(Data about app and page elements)
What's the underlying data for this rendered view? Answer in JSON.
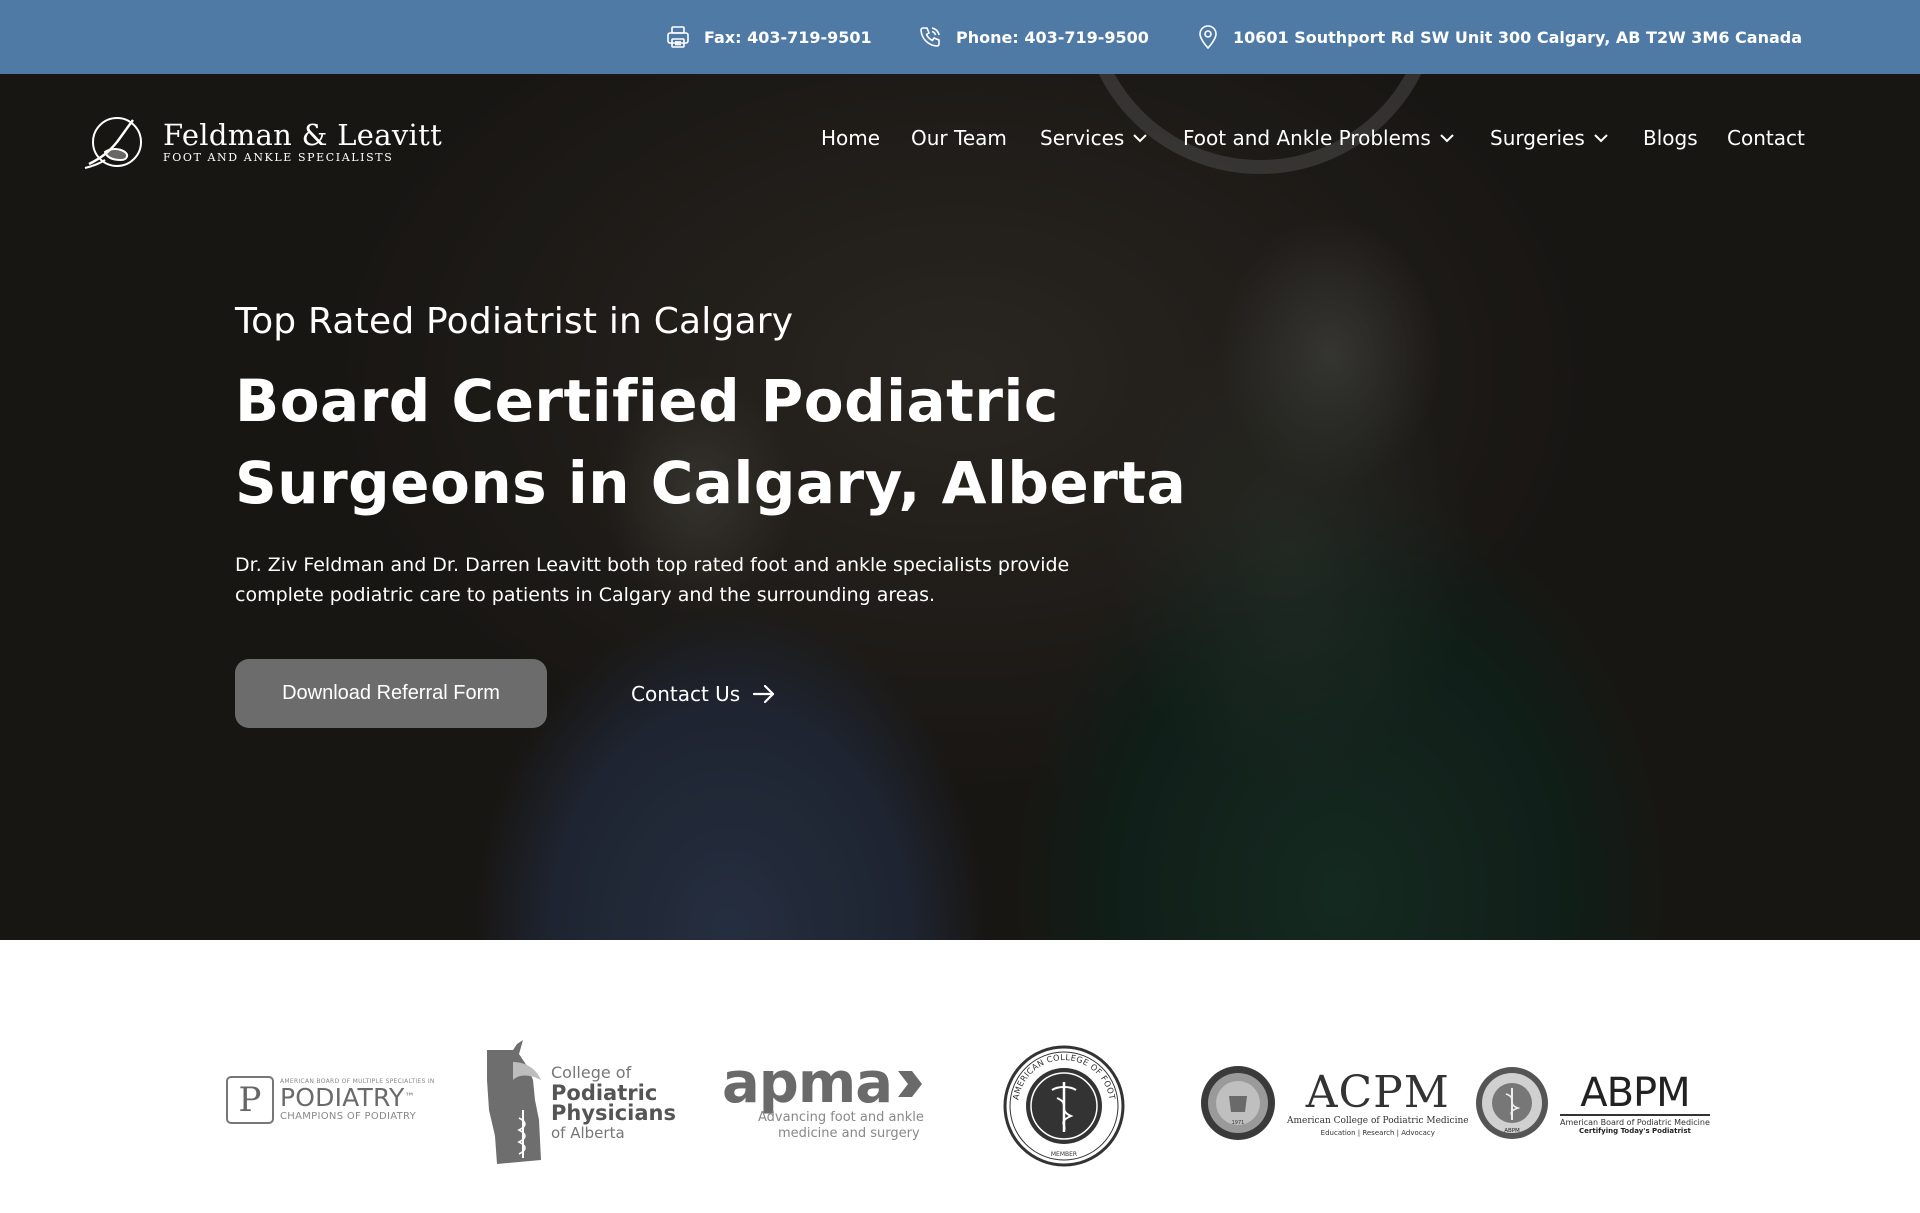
{
  "topbar": {
    "fax": "Fax: 403-719-9501",
    "phone": "Phone: 403-719-9500",
    "address": "10601 Southport Rd SW Unit 300 Calgary, AB T2W 3M6 Canada",
    "background": "#4f7aa6",
    "icons": [
      "fax-icon",
      "phone-icon",
      "map-pin-icon"
    ]
  },
  "logo": {
    "name": "Feldman & Leavitt",
    "subtitle": "FOOT AND ANKLE SPECIALISTS"
  },
  "nav": {
    "items": [
      {
        "label": "Home"
      },
      {
        "label": "Our Team"
      },
      {
        "label": "Services",
        "dropdown": true
      },
      {
        "label": "Foot and Ankle Problems",
        "dropdown": true
      },
      {
        "label": "Surgeries",
        "dropdown": true
      },
      {
        "label": "Blogs"
      },
      {
        "label": "Contact"
      }
    ]
  },
  "hero": {
    "eyebrow": "Top Rated Podiatrist in Calgary",
    "headline_line1": "Board Certified Podiatric",
    "headline_line2": "Surgeons in Calgary, Alberta",
    "description_line1": "Dr. Ziv Feldman and Dr. Darren Leavitt both top rated foot and ankle specialists provide",
    "description_line2": "complete podiatric care to patients in Calgary and the surrounding areas.",
    "primary_button": "Download Referral Form",
    "secondary_button": "Contact Us",
    "button_color": "#6c6c6c"
  },
  "affiliations": {
    "podiatry": {
      "small_top": "AMERICAN BOARD OF MULTIPLE SPECIALTIES IN",
      "main": "PODIATRY",
      "tm": "™",
      "bottom": "CHAMPIONS OF PODIATRY",
      "letter": "P"
    },
    "cpp": {
      "line1": "College of",
      "line2": "Podiatric",
      "line3": "Physicians",
      "line4": "of Alberta"
    },
    "apma": {
      "word": "apma",
      "tag_line1": "Advancing foot and ankle",
      "tag_line2": "medicine and surgery"
    },
    "acfas": {
      "ring": "AMERICAN COLLEGE OF FOOT AND ANKLE SURGEONS",
      "member": "MEMBER"
    },
    "acpm": {
      "abbr": "ACPM",
      "full": "American College of Podiatric Medicine",
      "tag": "Education | Research | Advocacy",
      "year": "1971"
    },
    "abpm": {
      "abbr": "ABPM",
      "full": "American Board of Podiatric Medicine",
      "tag": "Certifying Today's Podiatrist",
      "seal": "ABPM"
    }
  }
}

→ Task objective
Show all lines in the records above that hold "Feldman".

→ Answer section
    "name": "Feldman & Leavitt",
    "description_line1": "Dr. Ziv Feldman and Dr. Darren Leavitt both top rated foot and ankle specialists provide",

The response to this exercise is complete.